*Extracted data entries*.
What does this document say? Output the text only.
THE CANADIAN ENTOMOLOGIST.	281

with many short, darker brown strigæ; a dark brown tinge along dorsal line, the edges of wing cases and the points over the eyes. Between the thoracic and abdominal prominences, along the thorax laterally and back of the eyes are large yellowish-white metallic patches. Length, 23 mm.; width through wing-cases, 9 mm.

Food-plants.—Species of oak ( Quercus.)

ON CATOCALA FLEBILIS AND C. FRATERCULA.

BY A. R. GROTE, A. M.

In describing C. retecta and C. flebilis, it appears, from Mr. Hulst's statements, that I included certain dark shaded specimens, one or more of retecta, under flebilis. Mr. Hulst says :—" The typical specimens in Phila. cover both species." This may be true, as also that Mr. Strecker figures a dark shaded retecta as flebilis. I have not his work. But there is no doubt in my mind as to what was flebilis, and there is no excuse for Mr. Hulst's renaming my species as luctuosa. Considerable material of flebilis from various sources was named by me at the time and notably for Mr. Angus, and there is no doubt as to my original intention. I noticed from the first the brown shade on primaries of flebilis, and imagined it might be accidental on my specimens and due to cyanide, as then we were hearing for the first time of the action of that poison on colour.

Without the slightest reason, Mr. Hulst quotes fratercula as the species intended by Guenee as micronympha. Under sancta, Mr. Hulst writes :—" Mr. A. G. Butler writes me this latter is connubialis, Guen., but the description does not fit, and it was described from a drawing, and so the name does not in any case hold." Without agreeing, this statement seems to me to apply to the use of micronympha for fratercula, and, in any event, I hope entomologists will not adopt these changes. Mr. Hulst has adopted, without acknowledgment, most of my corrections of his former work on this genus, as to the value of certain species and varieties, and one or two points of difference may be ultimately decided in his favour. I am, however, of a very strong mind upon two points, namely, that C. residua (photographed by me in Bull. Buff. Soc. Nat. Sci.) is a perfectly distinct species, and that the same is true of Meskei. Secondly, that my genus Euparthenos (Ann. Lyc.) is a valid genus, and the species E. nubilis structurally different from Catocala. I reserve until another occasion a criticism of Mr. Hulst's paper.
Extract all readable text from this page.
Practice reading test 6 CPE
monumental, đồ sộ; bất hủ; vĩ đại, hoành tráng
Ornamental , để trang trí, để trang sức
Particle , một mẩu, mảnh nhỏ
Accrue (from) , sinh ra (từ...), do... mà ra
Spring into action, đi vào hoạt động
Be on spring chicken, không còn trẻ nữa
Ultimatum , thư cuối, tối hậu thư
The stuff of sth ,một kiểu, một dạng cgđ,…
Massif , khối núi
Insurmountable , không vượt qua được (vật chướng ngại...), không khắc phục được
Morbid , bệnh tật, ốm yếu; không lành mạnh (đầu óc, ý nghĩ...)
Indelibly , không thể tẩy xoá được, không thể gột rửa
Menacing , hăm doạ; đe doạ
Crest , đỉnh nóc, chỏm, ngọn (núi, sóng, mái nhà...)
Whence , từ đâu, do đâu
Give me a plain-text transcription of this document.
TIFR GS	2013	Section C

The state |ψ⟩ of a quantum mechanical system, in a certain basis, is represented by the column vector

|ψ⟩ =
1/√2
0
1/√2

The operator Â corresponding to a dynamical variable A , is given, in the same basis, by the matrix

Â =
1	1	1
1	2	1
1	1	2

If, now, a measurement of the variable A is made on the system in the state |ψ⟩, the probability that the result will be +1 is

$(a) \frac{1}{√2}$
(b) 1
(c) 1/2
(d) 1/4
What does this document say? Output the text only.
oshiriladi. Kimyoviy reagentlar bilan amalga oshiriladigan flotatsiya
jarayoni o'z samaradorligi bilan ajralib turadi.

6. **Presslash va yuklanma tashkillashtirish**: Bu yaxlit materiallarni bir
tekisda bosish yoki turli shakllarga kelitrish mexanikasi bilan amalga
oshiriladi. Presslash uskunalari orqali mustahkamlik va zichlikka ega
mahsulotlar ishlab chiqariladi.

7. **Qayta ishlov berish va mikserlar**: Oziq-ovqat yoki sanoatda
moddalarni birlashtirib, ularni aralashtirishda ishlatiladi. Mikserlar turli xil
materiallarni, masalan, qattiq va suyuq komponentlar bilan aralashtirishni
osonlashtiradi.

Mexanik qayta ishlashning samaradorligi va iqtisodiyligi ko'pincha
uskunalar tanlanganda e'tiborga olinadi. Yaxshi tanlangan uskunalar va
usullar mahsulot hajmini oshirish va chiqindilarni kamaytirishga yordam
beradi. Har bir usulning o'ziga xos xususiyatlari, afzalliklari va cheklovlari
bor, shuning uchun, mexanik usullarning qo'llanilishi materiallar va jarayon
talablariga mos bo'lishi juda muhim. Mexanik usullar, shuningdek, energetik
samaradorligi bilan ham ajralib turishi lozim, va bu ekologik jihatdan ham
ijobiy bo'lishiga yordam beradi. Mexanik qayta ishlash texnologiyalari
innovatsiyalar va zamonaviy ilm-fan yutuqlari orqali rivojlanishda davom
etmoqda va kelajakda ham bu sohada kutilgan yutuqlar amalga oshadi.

*DO THIS*. In the listing above, find the lines holding the word "bilan" and copy them.

*CORRECT RESPONSE*.
oshiriladi. Kimyoviy reagentlar bilan amalga oshiriladigan flotatsiya
jarayoni o'z samaradorligi bilan ajralib turadi.
tekisda bosish yoki turli shakllarga kelitrish mexanikasi bilan amalga
materiallarni, masalan, qattiq va suyuq komponentlar bilan aralashtirishni
samaradorligi bilan ham ajralib turishi lozim, va bu ekologik jihatdan ham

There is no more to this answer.